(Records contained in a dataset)

>>>>>

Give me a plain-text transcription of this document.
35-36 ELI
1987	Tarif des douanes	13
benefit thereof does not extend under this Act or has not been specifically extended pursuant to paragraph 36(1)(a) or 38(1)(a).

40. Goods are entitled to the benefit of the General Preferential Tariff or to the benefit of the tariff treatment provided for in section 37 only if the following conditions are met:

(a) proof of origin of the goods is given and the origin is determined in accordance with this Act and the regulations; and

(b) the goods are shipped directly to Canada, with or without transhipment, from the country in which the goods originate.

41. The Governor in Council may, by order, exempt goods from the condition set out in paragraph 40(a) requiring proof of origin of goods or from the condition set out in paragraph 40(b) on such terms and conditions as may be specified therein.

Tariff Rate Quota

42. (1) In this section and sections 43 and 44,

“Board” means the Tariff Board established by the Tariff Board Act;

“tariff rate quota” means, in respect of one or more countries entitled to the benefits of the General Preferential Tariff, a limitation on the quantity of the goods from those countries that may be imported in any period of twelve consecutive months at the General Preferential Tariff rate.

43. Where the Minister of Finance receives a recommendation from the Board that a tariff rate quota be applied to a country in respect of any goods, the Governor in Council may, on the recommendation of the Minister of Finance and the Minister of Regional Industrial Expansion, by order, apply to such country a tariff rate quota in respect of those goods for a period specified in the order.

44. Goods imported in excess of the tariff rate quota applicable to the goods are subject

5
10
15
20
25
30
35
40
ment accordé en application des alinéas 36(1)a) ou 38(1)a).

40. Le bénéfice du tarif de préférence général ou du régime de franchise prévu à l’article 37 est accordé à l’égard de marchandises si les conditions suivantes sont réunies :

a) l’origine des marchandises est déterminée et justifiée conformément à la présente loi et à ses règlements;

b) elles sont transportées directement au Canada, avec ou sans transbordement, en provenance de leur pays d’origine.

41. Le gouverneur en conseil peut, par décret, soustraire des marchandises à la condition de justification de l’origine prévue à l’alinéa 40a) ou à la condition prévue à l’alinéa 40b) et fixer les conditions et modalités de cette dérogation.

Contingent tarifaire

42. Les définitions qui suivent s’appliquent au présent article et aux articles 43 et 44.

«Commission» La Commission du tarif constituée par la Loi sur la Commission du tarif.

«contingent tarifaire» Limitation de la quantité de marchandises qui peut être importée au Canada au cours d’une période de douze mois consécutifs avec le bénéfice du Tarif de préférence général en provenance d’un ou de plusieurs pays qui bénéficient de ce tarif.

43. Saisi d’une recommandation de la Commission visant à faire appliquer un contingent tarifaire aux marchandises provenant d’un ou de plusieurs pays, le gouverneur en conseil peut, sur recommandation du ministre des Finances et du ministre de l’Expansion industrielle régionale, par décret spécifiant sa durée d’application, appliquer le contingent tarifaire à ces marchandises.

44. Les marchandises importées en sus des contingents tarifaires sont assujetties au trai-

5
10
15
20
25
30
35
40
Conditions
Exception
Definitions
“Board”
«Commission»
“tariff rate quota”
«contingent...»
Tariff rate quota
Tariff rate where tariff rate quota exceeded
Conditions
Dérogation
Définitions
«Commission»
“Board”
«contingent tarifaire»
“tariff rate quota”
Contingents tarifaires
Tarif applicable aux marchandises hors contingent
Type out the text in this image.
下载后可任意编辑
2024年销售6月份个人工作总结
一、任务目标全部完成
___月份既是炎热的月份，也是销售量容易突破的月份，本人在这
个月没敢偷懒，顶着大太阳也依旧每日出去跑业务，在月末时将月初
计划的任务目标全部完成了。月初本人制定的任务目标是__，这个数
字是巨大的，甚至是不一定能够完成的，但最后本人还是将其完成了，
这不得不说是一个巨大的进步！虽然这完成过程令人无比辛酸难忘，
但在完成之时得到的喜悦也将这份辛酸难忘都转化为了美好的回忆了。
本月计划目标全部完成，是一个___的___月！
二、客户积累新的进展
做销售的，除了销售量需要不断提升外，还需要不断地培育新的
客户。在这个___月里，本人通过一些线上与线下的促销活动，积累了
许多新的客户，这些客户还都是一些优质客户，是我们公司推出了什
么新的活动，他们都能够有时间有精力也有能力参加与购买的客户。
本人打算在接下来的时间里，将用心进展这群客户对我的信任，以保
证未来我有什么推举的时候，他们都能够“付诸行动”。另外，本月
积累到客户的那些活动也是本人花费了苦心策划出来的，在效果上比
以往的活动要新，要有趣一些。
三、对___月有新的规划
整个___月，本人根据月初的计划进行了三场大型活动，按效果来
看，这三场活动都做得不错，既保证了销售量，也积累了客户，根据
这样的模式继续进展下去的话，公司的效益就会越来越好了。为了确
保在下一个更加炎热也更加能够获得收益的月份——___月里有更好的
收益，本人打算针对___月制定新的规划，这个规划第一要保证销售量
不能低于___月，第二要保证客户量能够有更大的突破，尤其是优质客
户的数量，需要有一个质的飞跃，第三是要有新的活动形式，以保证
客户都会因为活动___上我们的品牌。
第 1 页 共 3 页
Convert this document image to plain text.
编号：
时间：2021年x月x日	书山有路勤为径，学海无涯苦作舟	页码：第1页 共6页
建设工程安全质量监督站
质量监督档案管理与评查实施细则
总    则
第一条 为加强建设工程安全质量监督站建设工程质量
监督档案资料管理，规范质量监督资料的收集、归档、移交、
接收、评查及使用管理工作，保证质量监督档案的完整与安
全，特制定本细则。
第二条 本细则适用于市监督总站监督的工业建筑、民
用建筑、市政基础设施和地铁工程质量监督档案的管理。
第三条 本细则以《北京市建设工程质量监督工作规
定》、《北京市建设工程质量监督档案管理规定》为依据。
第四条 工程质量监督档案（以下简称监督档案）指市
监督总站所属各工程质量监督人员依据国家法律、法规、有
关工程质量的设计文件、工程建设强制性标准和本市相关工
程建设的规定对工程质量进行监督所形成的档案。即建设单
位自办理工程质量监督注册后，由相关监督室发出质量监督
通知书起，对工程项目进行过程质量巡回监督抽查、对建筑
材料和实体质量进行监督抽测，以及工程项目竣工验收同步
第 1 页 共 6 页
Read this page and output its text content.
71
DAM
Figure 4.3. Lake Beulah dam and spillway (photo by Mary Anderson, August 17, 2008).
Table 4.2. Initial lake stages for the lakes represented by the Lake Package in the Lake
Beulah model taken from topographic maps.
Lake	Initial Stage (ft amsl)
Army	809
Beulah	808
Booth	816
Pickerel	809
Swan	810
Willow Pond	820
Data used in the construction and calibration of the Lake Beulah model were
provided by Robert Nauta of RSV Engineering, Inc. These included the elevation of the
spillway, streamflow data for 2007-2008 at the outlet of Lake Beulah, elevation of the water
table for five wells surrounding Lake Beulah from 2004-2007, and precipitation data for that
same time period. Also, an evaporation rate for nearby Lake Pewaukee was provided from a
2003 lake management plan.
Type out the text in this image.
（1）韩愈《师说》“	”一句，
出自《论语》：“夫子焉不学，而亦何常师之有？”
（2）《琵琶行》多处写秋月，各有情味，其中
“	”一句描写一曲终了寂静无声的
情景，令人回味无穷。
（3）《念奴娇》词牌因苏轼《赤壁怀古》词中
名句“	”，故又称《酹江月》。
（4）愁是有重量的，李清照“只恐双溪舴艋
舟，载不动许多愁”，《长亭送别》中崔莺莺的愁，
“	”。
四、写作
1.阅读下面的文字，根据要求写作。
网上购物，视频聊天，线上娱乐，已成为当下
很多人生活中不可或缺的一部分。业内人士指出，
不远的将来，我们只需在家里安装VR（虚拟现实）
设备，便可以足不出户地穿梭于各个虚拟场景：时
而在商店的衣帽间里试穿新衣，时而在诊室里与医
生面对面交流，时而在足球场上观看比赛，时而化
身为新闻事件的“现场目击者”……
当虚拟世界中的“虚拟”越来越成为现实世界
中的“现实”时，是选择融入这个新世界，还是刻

<<<<<

* _Request_
Please set down the whole listing above without altering a single line.

* _Task result_
Give me a plain-text transcription of this document.
35-36 ELI
1987	Tarif des douanes	13
benefit thereof does not extend under this Act or has not been specifically extended pursuant to paragraph 36(1)(a) or 38(1)(a).

40. Goods are entitled to the benefit of the General Preferential Tariff or to the benefit of the tariff treatment provided for in section 37 only if the following conditions are met:

(a) proof of origin of the goods is given and the origin is determined in accordance with this Act and the regulations; and

(b) the goods are shipped directly to Canada, with or without transhipment, from the country in which the goods originate.

41. The Governor in Council may, by order, exempt goods from the condition set out in paragraph 40(a) requiring proof of origin of goods or from the condition set out in paragraph 40(b) on such terms and conditions as may be specified therein.

Tariff Rate Quota

42. (1) In this section and sections 43 and 44,

“Board” means the Tariff Board established by the Tariff Board Act;

“tariff rate quota” means, in respect of one or more countries entitled to the benefits of the General Preferential Tariff, a limitation on the quantity of the goods from those countries that may be imported in any period of twelve consecutive months at the General Preferential Tariff rate.

43. Where the Minister of Finance receives a recommendation from the Board that a tariff rate quota be applied to a country in respect of any goods, the Governor in Council may, on the recommendation of the Minister of Finance and the Minister of Regional Industrial Expansion, by order, apply to such country a tariff rate quota in respect of those goods for a period specified in the order.

44. Goods imported in excess of the tariff rate quota applicable to the goods are subject

5
10
15
20
25
30
35
40
ment accordé en application des alinéas 36(1)a) ou 38(1)a).

40. Le bénéfice du tarif de préférence général ou du régime de franchise prévu à l’article 37 est accordé à l’égard de marchandises si les conditions suivantes sont réunies :

a) l’origine des marchandises est déterminée et justifiée conformément à la présente loi et à ses règlements;

b) elles sont transportées directement au Canada, avec ou sans transbordement, en provenance de leur pays d’origine.

41. Le gouverneur en conseil peut, par décret, soustraire des marchandises à la condition de justification de l’origine prévue à l’alinéa 40a) ou à la condition prévue à l’alinéa 40b) et fixer les conditions et modalités de cette dérogation.

Contingent tarifaire

42. Les définitions qui suivent s’appliquent au présent article et aux articles 43 et 44.

«Commission» La Commission du tarif constituée par la Loi sur la Commission du tarif.

«contingent tarifaire» Limitation de la quantité de marchandises qui peut être importée au Canada au cours d’une période de douze mois consécutifs avec le bénéfice du Tarif de préférence général en provenance d’un ou de plusieurs pays qui bénéficient de ce tarif.

43. Saisi d’une recommandation de la Commission visant à faire appliquer un contingent tarifaire aux marchandises provenant d’un ou de plusieurs pays, le gouverneur en conseil peut, sur recommandation du ministre des Finances et du ministre de l’Expansion industrielle régionale, par décret spécifiant sa durée d’application, appliquer le contingent tarifaire à ces marchandises.

44. Les marchandises importées en sus des contingents tarifaires sont assujetties au trai-

5
10
15
20
25
30
35
40
Conditions
Exception
Definitions
“Board”
«Commission»
“tariff rate quota”
«contingent...»
Tariff rate quota
Tariff rate where tariff rate quota exceeded
Conditions
Dérogation
Définitions
«Commission»
“Board”
«contingent tarifaire»
“tariff rate quota”
Contingents tarifaires
Tarif applicable aux marchandises hors contingent
Type out the text in this image.
下载后可任意编辑
2024年销售6月份个人工作总结
一、任务目标全部完成
___月份既是炎热的月份，也是销售量容易突破的月份，本人在这
个月没敢偷懒，顶着大太阳也依旧每日出去跑业务，在月末时将月初
计划的任务目标全部完成了。月初本人制定的任务目标是__，这个数
字是巨大的，甚至是不一定能够完成的，但最后本人还是将其完成了，
这不得不说是一个巨大的进步！虽然这完成过程令人无比辛酸难忘，
但在完成之时得到的喜悦也将这份辛酸难忘都转化为了美好的回忆了。
本月计划目标全部完成，是一个___的___月！
二、客户积累新的进展
做销售的，除了销售量需要不断提升外，还需要不断地培育新的
客户。在这个___月里，本人通过一些线上与线下的促销活动，积累了
许多新的客户，这些客户还都是一些优质客户，是我们公司推出了什
么新的活动，他们都能够有时间有精力也有能力参加与购买的客户。
本人打算在接下来的时间里，将用心进展这群客户对我的信任，以保
证未来我有什么推举的时候，他们都能够“付诸行动”。另外，本月
积累到客户的那些活动也是本人花费了苦心策划出来的，在效果上比
以往的活动要新，要有趣一些。
三、对___月有新的规划
整个___月，本人根据月初的计划进行了三场大型活动，按效果来
看，这三场活动都做得不错，既保证了销售量，也积累了客户，根据
这样的模式继续进展下去的话，公司的效益就会越来越好了。为了确
保在下一个更加炎热也更加能够获得收益的月份——___月里有更好的
收益，本人打算针对___月制定新的规划，这个规划第一要保证销售量
不能低于___月，第二要保证客户量能够有更大的突破，尤其是优质客
户的数量，需要有一个质的飞跃，第三是要有新的活动形式，以保证
客户都会因为活动___上我们的品牌。
第 1 页 共 3 页
Convert this document image to plain text.
编号：
时间：2021年x月x日	书山有路勤为径，学海无涯苦作舟	页码：第1页 共6页
建设工程安全质量监督站
质量监督档案管理与评查实施细则
总    则
第一条 为加强建设工程安全质量监督站建设工程质量
监督档案资料管理，规范质量监督资料的收集、归档、移交、
接收、评查及使用管理工作，保证质量监督档案的完整与安
全，特制定本细则。
第二条 本细则适用于市监督总站监督的工业建筑、民
用建筑、市政基础设施和地铁工程质量监督档案的管理。
第三条 本细则以《北京市建设工程质量监督工作规
定》、《北京市建设工程质量监督档案管理规定》为依据。
第四条 工程质量监督档案（以下简称监督档案）指市
监督总站所属各工程质量监督人员依据国家法律、法规、有
关工程质量的设计文件、工程建设强制性标准和本市相关工
程建设的规定对工程质量进行监督所形成的档案。即建设单
位自办理工程质量监督注册后，由相关监督室发出质量监督
通知书起，对工程项目进行过程质量巡回监督抽查、对建筑
材料和实体质量进行监督抽测，以及工程项目竣工验收同步
第 1 页 共 6 页
Read this page and output its text content.
71
DAM
Figure 4.3. Lake Beulah dam and spillway (photo by Mary Anderson, August 17, 2008).
Table 4.2. Initial lake stages for the lakes represented by the Lake Package in the Lake
Beulah model taken from topographic maps.
Lake	Initial Stage (ft amsl)
Army	809
Beulah	808
Booth	816
Pickerel	809
Swan	810
Willow Pond	820
Data used in the construction and calibration of the Lake Beulah model were
provided by Robert Nauta of RSV Engineering, Inc. These included the elevation of the
spillway, streamflow data for 2007-2008 at the outlet of Lake Beulah, elevation of the water
table for five wells surrounding Lake Beulah from 2004-2007, and precipitation data for that
same time period. Also, an evaporation rate for nearby Lake Pewaukee was provided from a
2003 lake management plan.
Type out the text in this image.
（1）韩愈《师说》“	”一句，
出自《论语》：“夫子焉不学，而亦何常师之有？”
（2）《琵琶行》多处写秋月，各有情味，其中
“	”一句描写一曲终了寂静无声的
情景，令人回味无穷。
（3）《念奴娇》词牌因苏轼《赤壁怀古》词中
名句“	”，故又称《酹江月》。
（4）愁是有重量的，李清照“只恐双溪舴艋
舟，载不动许多愁”，《长亭送别》中崔莺莺的愁，
“	”。
四、写作
1.阅读下面的文字，根据要求写作。
网上购物，视频聊天，线上娱乐，已成为当下
很多人生活中不可或缺的一部分。业内人士指出，
不远的将来，我们只需在家里安装VR（虚拟现实）
设备，便可以足不出户地穿梭于各个虚拟场景：时
而在商店的衣帽间里试穿新衣，时而在诊室里与医
生面对面交流，时而在足球场上观看比赛，时而化
身为新闻事件的“现场目击者”……
当虚拟世界中的“虚拟”越来越成为现实世界
中的“现实”时，是选择融入这个新世界，还是刻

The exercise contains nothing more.